Instructions to follow -
For the data below, report the number of lines that contain the string "ylabel" and nothing else.

::: Listed entries :::

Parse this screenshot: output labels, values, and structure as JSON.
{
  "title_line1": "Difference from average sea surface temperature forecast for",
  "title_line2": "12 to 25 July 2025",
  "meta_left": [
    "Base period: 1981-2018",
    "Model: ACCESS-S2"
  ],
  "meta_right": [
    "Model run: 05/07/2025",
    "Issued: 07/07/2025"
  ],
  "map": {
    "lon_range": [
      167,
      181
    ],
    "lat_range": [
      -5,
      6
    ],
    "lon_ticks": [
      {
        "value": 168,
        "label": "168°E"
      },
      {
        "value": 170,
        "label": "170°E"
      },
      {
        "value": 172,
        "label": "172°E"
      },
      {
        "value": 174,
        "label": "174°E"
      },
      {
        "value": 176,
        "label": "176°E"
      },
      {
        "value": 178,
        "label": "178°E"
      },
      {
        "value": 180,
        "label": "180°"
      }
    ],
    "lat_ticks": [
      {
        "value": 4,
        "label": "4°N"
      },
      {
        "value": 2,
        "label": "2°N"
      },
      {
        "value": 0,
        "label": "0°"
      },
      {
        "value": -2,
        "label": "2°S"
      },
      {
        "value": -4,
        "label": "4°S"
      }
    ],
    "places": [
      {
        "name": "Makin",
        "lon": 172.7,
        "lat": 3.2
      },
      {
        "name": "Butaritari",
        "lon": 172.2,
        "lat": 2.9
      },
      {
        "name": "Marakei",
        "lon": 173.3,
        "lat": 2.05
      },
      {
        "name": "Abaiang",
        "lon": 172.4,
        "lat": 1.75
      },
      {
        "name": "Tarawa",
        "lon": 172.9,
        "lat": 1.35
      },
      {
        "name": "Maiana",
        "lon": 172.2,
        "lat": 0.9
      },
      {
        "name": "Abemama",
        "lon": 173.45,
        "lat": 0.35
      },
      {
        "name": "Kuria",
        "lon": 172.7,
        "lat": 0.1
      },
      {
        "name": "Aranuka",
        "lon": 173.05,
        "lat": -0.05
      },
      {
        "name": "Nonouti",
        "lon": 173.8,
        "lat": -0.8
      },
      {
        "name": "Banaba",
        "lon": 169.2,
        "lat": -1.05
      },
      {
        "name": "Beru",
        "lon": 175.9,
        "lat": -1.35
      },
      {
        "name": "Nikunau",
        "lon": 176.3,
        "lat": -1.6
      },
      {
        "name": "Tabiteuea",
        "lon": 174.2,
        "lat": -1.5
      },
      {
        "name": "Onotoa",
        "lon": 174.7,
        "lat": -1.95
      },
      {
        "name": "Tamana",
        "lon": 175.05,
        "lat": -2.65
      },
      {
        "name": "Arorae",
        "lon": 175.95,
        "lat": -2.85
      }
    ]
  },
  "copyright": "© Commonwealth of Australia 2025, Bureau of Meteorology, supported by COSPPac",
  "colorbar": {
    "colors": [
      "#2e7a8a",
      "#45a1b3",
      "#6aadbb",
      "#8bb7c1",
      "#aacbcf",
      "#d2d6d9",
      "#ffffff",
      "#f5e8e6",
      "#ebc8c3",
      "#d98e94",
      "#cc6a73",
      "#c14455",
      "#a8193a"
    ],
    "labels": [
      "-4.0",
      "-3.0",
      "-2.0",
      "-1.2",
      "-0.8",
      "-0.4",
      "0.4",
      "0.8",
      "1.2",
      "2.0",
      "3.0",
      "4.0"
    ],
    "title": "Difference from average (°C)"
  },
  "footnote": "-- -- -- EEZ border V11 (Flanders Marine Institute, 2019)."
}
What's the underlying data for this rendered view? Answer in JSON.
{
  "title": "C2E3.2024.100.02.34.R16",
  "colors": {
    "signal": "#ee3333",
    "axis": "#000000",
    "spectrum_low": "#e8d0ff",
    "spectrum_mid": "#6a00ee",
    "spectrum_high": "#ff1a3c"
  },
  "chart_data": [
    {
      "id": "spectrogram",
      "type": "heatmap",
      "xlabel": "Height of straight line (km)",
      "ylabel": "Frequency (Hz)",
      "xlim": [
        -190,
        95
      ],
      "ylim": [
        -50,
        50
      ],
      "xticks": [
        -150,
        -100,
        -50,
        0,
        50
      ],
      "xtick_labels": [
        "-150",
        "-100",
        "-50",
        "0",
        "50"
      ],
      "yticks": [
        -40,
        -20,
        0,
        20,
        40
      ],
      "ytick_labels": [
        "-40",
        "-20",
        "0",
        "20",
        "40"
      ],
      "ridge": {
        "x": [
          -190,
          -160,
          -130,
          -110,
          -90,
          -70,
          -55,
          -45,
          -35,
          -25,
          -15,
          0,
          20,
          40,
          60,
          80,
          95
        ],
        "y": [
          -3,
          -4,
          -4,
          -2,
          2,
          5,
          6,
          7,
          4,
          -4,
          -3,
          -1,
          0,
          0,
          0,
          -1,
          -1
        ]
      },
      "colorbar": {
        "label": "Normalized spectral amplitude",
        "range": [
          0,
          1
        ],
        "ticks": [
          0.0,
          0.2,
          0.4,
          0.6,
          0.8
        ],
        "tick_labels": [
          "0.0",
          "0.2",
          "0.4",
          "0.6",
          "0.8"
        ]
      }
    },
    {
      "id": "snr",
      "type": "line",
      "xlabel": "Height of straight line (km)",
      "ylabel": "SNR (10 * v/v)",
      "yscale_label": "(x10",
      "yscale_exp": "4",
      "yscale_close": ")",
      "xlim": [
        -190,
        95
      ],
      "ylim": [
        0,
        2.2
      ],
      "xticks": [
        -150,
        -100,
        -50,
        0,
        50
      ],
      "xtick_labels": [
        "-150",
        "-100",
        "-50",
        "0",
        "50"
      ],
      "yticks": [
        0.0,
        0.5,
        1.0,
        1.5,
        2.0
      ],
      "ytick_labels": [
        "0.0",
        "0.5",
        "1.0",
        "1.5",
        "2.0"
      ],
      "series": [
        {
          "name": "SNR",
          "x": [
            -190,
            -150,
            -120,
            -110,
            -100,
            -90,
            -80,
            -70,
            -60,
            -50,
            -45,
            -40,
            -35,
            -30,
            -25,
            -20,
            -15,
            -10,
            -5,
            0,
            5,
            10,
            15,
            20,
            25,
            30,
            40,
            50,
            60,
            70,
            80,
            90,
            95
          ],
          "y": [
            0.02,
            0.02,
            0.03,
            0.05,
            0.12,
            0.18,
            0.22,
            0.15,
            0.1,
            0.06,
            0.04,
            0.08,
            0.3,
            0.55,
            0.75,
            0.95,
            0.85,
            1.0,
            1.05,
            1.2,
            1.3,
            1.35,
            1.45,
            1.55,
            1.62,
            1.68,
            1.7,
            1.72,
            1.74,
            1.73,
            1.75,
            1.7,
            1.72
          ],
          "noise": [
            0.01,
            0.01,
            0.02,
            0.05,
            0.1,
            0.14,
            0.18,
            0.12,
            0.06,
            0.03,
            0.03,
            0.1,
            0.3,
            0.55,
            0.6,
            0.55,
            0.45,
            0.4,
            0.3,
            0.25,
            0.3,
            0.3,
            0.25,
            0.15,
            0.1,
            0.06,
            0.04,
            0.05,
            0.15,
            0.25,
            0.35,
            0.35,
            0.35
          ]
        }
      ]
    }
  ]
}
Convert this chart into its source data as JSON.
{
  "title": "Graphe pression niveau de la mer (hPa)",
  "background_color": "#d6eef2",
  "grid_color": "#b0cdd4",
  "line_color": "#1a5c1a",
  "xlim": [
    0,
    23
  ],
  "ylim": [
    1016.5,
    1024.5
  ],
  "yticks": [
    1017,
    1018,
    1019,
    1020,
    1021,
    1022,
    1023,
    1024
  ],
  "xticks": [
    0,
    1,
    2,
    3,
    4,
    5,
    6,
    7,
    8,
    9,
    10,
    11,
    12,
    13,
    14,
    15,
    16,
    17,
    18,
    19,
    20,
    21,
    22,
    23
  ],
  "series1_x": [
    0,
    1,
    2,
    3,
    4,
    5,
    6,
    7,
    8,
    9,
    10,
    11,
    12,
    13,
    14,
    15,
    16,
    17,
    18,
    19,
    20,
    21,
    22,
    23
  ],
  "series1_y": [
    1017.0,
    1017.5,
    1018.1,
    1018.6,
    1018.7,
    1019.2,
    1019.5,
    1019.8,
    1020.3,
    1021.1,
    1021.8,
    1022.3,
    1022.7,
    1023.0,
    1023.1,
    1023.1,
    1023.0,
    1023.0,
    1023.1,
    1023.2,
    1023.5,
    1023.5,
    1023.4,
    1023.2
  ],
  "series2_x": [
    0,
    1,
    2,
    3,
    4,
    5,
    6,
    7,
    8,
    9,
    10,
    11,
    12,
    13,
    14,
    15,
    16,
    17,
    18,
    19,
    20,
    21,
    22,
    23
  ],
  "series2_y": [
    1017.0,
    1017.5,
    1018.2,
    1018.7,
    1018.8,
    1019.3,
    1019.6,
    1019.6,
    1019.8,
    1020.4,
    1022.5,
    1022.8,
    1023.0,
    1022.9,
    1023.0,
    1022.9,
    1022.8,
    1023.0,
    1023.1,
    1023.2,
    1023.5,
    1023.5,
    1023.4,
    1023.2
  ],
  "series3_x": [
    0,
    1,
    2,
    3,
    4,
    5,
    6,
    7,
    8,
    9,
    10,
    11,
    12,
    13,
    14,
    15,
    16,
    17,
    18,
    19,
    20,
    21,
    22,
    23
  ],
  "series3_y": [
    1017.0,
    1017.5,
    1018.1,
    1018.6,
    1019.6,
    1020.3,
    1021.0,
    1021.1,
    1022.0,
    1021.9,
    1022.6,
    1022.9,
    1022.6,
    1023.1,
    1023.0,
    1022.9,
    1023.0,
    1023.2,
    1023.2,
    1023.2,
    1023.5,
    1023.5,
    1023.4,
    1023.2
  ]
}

:::

Final answer -
2